Aim of the task: Can you copy out every item below with each "tv-icon" switched to "television-icon", changing nothing else and leaving out the pictures?

Data provided:

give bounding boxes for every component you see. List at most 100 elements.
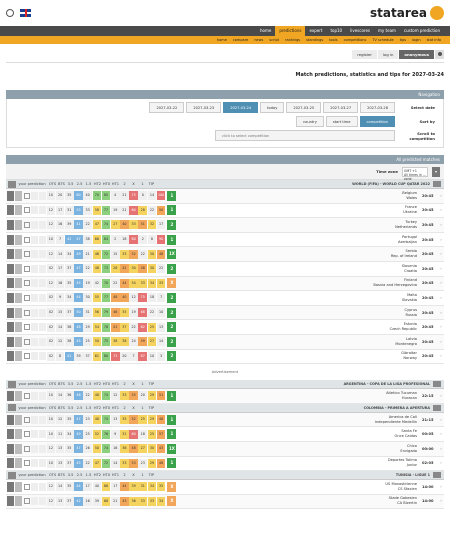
tv-icon[interactable]: [31, 459, 38, 468]
teams[interactable]: Finland Bosnia and Herzegovina: [176, 278, 421, 288]
expand-arrow-icon[interactable]: ›: [438, 324, 444, 330]
stats-icon[interactable]: [7, 263, 14, 274]
search-icon[interactable]: [6, 9, 14, 17]
league-name[interactable]: COLOMBIA - PRIMERA A APERTURA: [156, 406, 433, 410]
match-row[interactable]: 12 13 37 42 16 39 68 21 43 36 33 33 34 X Stade Gabesie…: [6, 494, 444, 510]
comment-icon[interactable]: [39, 206, 46, 215]
comment-icon[interactable]: [39, 430, 46, 439]
league-name[interactable]: WORLD (FIFA) - WORLD CUP QATAR 2022: [156, 182, 433, 186]
match-row[interactable]: 1X 13 37 45 22 47 72 14 33 53 23 29 48 1 Deportes Toli…: [6, 456, 444, 472]
tv-icon[interactable]: [31, 352, 38, 361]
teams[interactable]: Malta Slovakia: [176, 293, 421, 303]
stats-icon[interactable]: [7, 249, 14, 260]
select-checkbox[interactable]: [24, 221, 30, 228]
match-row[interactable]: 12 13 35 47 26 50 74 16 36 48 27 30 43 1X Chico Envigad…: [6, 441, 444, 457]
teams[interactable]: Estonia Czech Republic: [176, 322, 421, 332]
sub-menu-item[interactable]: rankings: [282, 38, 303, 42]
select-checkbox[interactable]: [24, 498, 30, 505]
sub-menu-item[interactable]: competitions: [341, 38, 370, 42]
tv-icon[interactable]: [31, 264, 38, 273]
sort-button[interactable]: start time: [325, 116, 358, 127]
tv-icon[interactable]: [31, 279, 38, 288]
tv-icon[interactable]: [31, 482, 38, 491]
expand-arrow-icon[interactable]: ›: [438, 417, 444, 423]
expand-arrow-icon[interactable]: ›: [438, 431, 444, 437]
h2h-icon[interactable]: [15, 292, 22, 303]
collapse-icon[interactable]: [8, 404, 16, 412]
expand-arrow-icon[interactable]: ›: [438, 498, 444, 504]
chevron-down-icon[interactable]: ▾: [432, 166, 440, 177]
main-menu-item[interactable]: expert: [305, 26, 326, 36]
expand-arrow-icon[interactable]: ›: [438, 266, 444, 272]
stats-icon[interactable]: [7, 278, 14, 289]
stats-icon[interactable]: [7, 458, 14, 469]
teams[interactable]: Atletico Tucuman Huracan: [176, 391, 421, 401]
stats-icon[interactable]: [7, 351, 14, 362]
tv-icon[interactable]: [31, 337, 38, 346]
main-menu-item[interactable]: my team: [374, 26, 400, 36]
uk-flag-icon[interactable]: [20, 9, 31, 17]
tv-icon[interactable]: [31, 391, 38, 400]
stats-icon[interactable]: [7, 322, 14, 333]
expand-arrow-icon[interactable]: ›: [438, 393, 444, 399]
sub-menu-item[interactable]: news: [251, 38, 266, 42]
h2h-icon[interactable]: [15, 496, 22, 507]
comment-icon[interactable]: [39, 497, 46, 506]
h2h-icon[interactable]: [15, 234, 22, 245]
match-row[interactable]: 1X 14 36 46 22 48 74 12 33 55 20 29 51 1 Atletico Tucu…: [6, 389, 444, 404]
main-menu-item[interactable]: top10: [326, 26, 346, 36]
comment-icon[interactable]: [39, 308, 46, 317]
stats-icon[interactable]: [7, 496, 14, 507]
stats-icon[interactable]: [7, 414, 14, 425]
comment-icon[interactable]: [39, 250, 46, 259]
league-name[interactable]: TUNISIA - LIGUE 1: [156, 473, 433, 477]
match-row[interactable]: 1X 7 41 47 38 66 84 2 18 80 2 8 90 1 Portugal Azerbaija…: [6, 232, 444, 248]
competition-select[interactable]: click to select competition: [215, 130, 395, 141]
sub-menu-item[interactable]: tools: [326, 38, 340, 42]
h2h-icon[interactable]: [15, 351, 22, 362]
date-button[interactable]: 2027-03-25: [286, 102, 322, 113]
comment-icon[interactable]: [39, 337, 46, 346]
date-button[interactable]: 2027-03-23: [186, 102, 222, 113]
select-checkbox[interactable]: [24, 483, 30, 490]
teams[interactable]: Deportes Tolima Junior: [176, 458, 421, 468]
expand-arrow-icon[interactable]: ›: [438, 193, 444, 199]
teams[interactable]: Serbia Rep. of Ireland: [176, 249, 421, 259]
tv-icon[interactable]: [31, 206, 38, 215]
h2h-icon[interactable]: [15, 443, 22, 454]
comment-icon[interactable]: [39, 191, 46, 200]
teams[interactable]: Latvia Montenegro: [176, 337, 421, 347]
sub-menu-item[interactable]: stat info: [424, 38, 444, 42]
match-row[interactable]: X2 8 41 39 37 61 80 73 20 7 87 10 3 2 Gibraltar Norway 2…: [6, 349, 444, 365]
expand-arrow-icon[interactable]: ›: [438, 207, 444, 213]
teams[interactable]: Stade Gabesien CA Bizertin: [176, 496, 421, 506]
date-button[interactable]: 2027-03-27: [323, 102, 359, 113]
tv-icon[interactable]: [31, 235, 38, 244]
expand-arrow-icon[interactable]: ›: [438, 280, 444, 286]
sub-menu-item[interactable]: script: [266, 38, 282, 42]
expand-arrow-icon[interactable]: ›: [438, 484, 444, 490]
tv-icon[interactable]: [31, 293, 38, 302]
teams[interactable]: America de Cali Independiente Medellin: [176, 415, 421, 425]
select-checkbox[interactable]: [24, 324, 30, 331]
select-checkbox[interactable]: [24, 309, 30, 316]
sort-button[interactable]: competition: [359, 116, 395, 127]
h2h-icon[interactable]: [15, 429, 22, 440]
match-row[interactable]: X2 14 36 48 29 54 78 41 37 22 62 25 13 2 Estonia Czech …: [6, 320, 444, 335]
teams[interactable]: Slovenia Croatia: [176, 264, 421, 274]
match-row[interactable]: 12 16 35 45 19 42 70 22 44 34 33 34 33 X Finland Bosnia…: [6, 276, 444, 292]
match-row[interactable]: 1X 11 34 49 25 52 76 9 31 60 18 25 57 1 Santa Fe Once C…: [6, 427, 444, 442]
expand-arrow-icon[interactable]: ›: [438, 353, 444, 359]
teams[interactable]: France Ukraine: [176, 205, 421, 215]
h2h-icon[interactable]: [15, 205, 22, 216]
select-checkbox[interactable]: [24, 392, 30, 399]
comment-icon[interactable]: [39, 264, 46, 273]
match-row[interactable]: X2 12 38 45 25 50 75 38 38 24 59 27 14 2 Latvia Montene…: [6, 334, 444, 350]
select-checkbox[interactable]: [24, 416, 30, 423]
h2h-icon[interactable]: [15, 278, 22, 289]
match-row[interactable]: X2 9 34 44 30 55 77 48 40 12 75 18 7 2 Malta Slovakia 20…: [6, 291, 444, 306]
sub-menu-item[interactable]: tips: [397, 38, 409, 42]
h2h-icon[interactable]: [15, 307, 22, 318]
h2h-icon[interactable]: [15, 190, 22, 201]
expand-arrow-icon[interactable]: ›: [438, 295, 444, 301]
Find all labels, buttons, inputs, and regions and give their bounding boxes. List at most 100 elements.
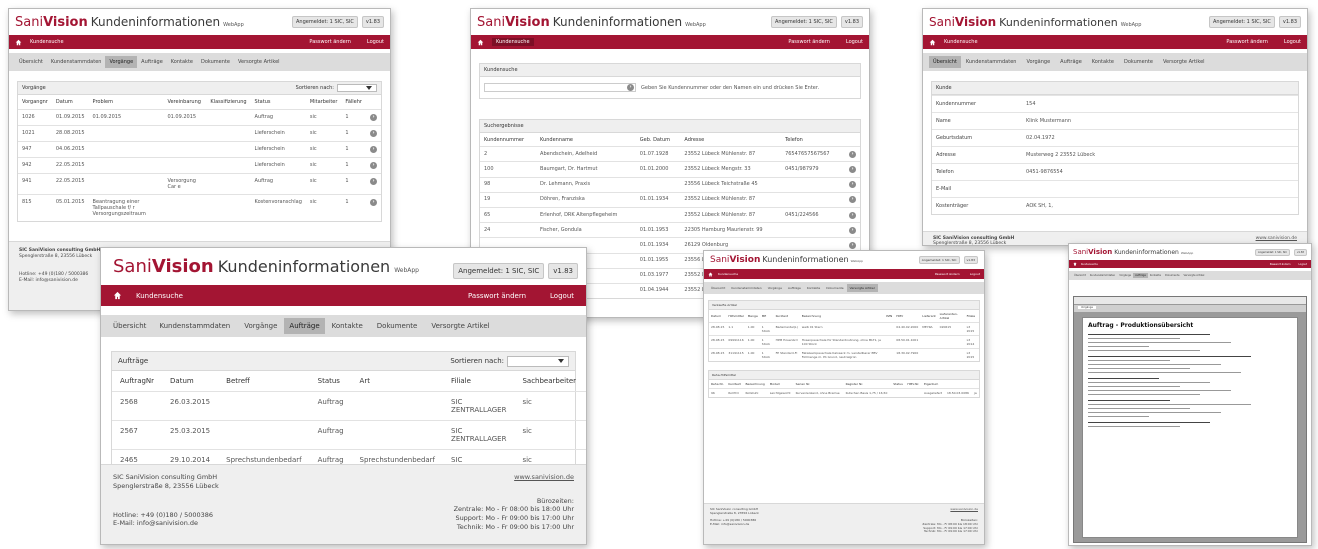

Output of the exercise:
give bounding boxes for every component you see. List at most 100 elements.
television-icon[interactable]: [31, 459, 38, 468]
teams[interactable]: Finland Bosnia and Herzegovina: [176, 278, 421, 288]
expand-arrow-icon[interactable]: ›: [438, 324, 444, 330]
stats-icon[interactable]: [7, 263, 14, 274]
search-icon[interactable]: [6, 9, 14, 17]
league-name[interactable]: COLOMBIA - PRIMERA A APERTURA: [156, 406, 433, 410]
match-row[interactable]: 12 13 37 42 16 39 68 21 43 36 33 33 34 X Stade Gabesie…: [6, 494, 444, 510]
comment-icon[interactable]: [39, 206, 46, 215]
comment-icon[interactable]: [39, 430, 46, 439]
league-name[interactable]: WORLD (FIFA) - WORLD CUP QATAR 2022: [156, 182, 433, 186]
match-row[interactable]: 1X 13 37 45 22 47 72 14 33 53 23 29 48 1 Deportes Toli…: [6, 456, 444, 472]
television-icon[interactable]: [31, 352, 38, 361]
teams[interactable]: Malta Slovakia: [176, 293, 421, 303]
stats-icon[interactable]: [7, 249, 14, 260]
select-checkbox[interactable]: [24, 221, 30, 228]
match-row[interactable]: 12 13 35 47 26 50 74 16 36 48 27 30 43 1X Chico Envigad…: [6, 441, 444, 457]
teams[interactable]: Estonia Czech Republic: [176, 322, 421, 332]
sub-menu-item[interactable]: rankings: [282, 38, 303, 42]
select-checkbox[interactable]: [24, 498, 30, 505]
sub-menu-item[interactable]: competitions: [341, 38, 370, 42]
television-icon[interactable]: [31, 264, 38, 273]
sort-button[interactable]: start time: [325, 116, 358, 127]
television-icon[interactable]: [31, 279, 38, 288]
television-icon[interactable]: [31, 482, 38, 491]
expand-arrow-icon[interactable]: ›: [438, 417, 444, 423]
expand-arrow-icon[interactable]: ›: [438, 431, 444, 437]
h2h-icon[interactable]: [15, 292, 22, 303]
collapse-icon[interactable]: [8, 404, 16, 412]
expand-arrow-icon[interactable]: ›: [438, 498, 444, 504]
chevron-down-icon[interactable]: ▾: [432, 166, 440, 177]
main-menu-item[interactable]: expert: [305, 26, 326, 36]
expand-arrow-icon[interactable]: ›: [438, 266, 444, 272]
stats-icon[interactable]: [7, 278, 14, 289]
stats-icon[interactable]: [7, 458, 14, 469]
teams[interactable]: Atletico Tucuman Huracan: [176, 391, 421, 401]
stats-icon[interactable]: [7, 351, 14, 362]
television-icon[interactable]: [31, 337, 38, 346]
main-menu-item[interactable]: my team: [374, 26, 400, 36]
uk-flag-icon[interactable]: [20, 9, 31, 17]
television-icon[interactable]: [31, 391, 38, 400]
stats-icon[interactable]: [7, 322, 14, 333]
expand-arrow-icon[interactable]: ›: [438, 393, 444, 399]
sub-menu-item[interactable]: news: [251, 38, 266, 42]
h2h-icon[interactable]: [15, 496, 22, 507]
comment-icon[interactable]: [39, 497, 46, 506]
h2h-icon[interactable]: [15, 234, 22, 245]
match-row[interactable]: 1X 14 36 46 22 48 74 12 33 55 20 29 51 1 Atletico Tucu…: [6, 389, 444, 404]
main-menu-item[interactable]: top10: [326, 26, 346, 36]
comment-icon[interactable]: [39, 308, 46, 317]
stats-icon[interactable]: [7, 496, 14, 507]
stats-icon[interactable]: [7, 414, 14, 425]
comment-icon[interactable]: [39, 250, 46, 259]
league-name[interactable]: TUNISIA - LIGUE 1: [156, 473, 433, 477]
match-row[interactable]: 1X 7 41 47 38 66 84 2 18 80 2 8 90 1 Portugal Azerbaija…: [6, 232, 444, 248]
competition-select[interactable]: click to select competition: [215, 130, 395, 141]
sub-menu-item[interactable]: tools: [326, 38, 340, 42]
h2h-icon[interactable]: [15, 351, 22, 362]
date-button[interactable]: 2027-03-25: [286, 102, 322, 113]
comment-icon[interactable]: [39, 337, 46, 346]
date-button[interactable]: 2027-03-23: [186, 102, 222, 113]
select-checkbox[interactable]: [24, 483, 30, 490]
teams[interactable]: Deportes Tolima Junior: [176, 458, 421, 468]
expand-arrow-icon[interactable]: ›: [438, 193, 444, 199]
teams[interactable]: Serbia Rep. of Ireland: [176, 249, 421, 259]
television-icon[interactable]: [31, 206, 38, 215]
h2h-icon[interactable]: [15, 443, 22, 454]
comment-icon[interactable]: [39, 191, 46, 200]
teams[interactable]: Latvia Montenegro: [176, 337, 421, 347]
sub-menu-item[interactable]: stat info: [424, 38, 444, 42]
match-row[interactable]: X2 8 41 39 37 61 80 73 20 7 87 10 3 2 Gibraltar Norway 2…: [6, 349, 444, 365]
expand-arrow-icon[interactable]: ›: [438, 207, 444, 213]
teams[interactable]: Stade Gabesien CA Bizertin: [176, 496, 421, 506]
date-button[interactable]: 2027-03-27: [323, 102, 359, 113]
television-icon[interactable]: [31, 235, 38, 244]
expand-arrow-icon[interactable]: ›: [438, 280, 444, 286]
sub-menu-item[interactable]: script: [266, 38, 282, 42]
expand-arrow-icon[interactable]: ›: [438, 484, 444, 490]
television-icon[interactable]: [31, 293, 38, 302]
teams[interactable]: America de Cali Independiente Medellin: [176, 415, 421, 425]
select-checkbox[interactable]: [24, 324, 30, 331]
select-checkbox[interactable]: [24, 309, 30, 316]
sort-button[interactable]: competition: [359, 116, 395, 127]
h2h-icon[interactable]: [15, 429, 22, 440]
match-row[interactable]: X2 14 36 48 29 54 78 41 37 22 62 25 13 2 Estonia Czech …: [6, 320, 444, 335]
teams[interactable]: Slovenia Croatia: [176, 264, 421, 274]
match-row[interactable]: 12 16 35 45 19 42 70 22 44 34 33 34 33 X Finland Bosnia…: [6, 276, 444, 292]
match-row[interactable]: 1X 11 34 49 25 52 76 9 31 60 18 25 57 1 Santa Fe Once C…: [6, 427, 444, 442]
expand-arrow-icon[interactable]: ›: [438, 353, 444, 359]
teams[interactable]: France Ukraine: [176, 205, 421, 215]
h2h-icon[interactable]: [15, 205, 22, 216]
select-checkbox[interactable]: [24, 392, 30, 399]
comment-icon[interactable]: [39, 264, 46, 273]
match-row[interactable]: X2 12 38 45 25 50 75 38 38 24 59 27 14 2 Latvia Montene…: [6, 334, 444, 350]
select-checkbox[interactable]: [24, 416, 30, 423]
h2h-icon[interactable]: [15, 278, 22, 289]
match-row[interactable]: X2 9 34 44 30 55 77 48 40 12 75 18 7 2 Malta Slovakia 20…: [6, 291, 444, 306]
sub-menu-item[interactable]: tips: [397, 38, 409, 42]
h2h-icon[interactable]: [15, 307, 22, 318]
h2h-icon[interactable]: [15, 190, 22, 201]
expand-arrow-icon[interactable]: ›: [438, 295, 444, 301]
Find all labels, buttons, inputs, and regions and give their bounding boxes. List at most 100 elements.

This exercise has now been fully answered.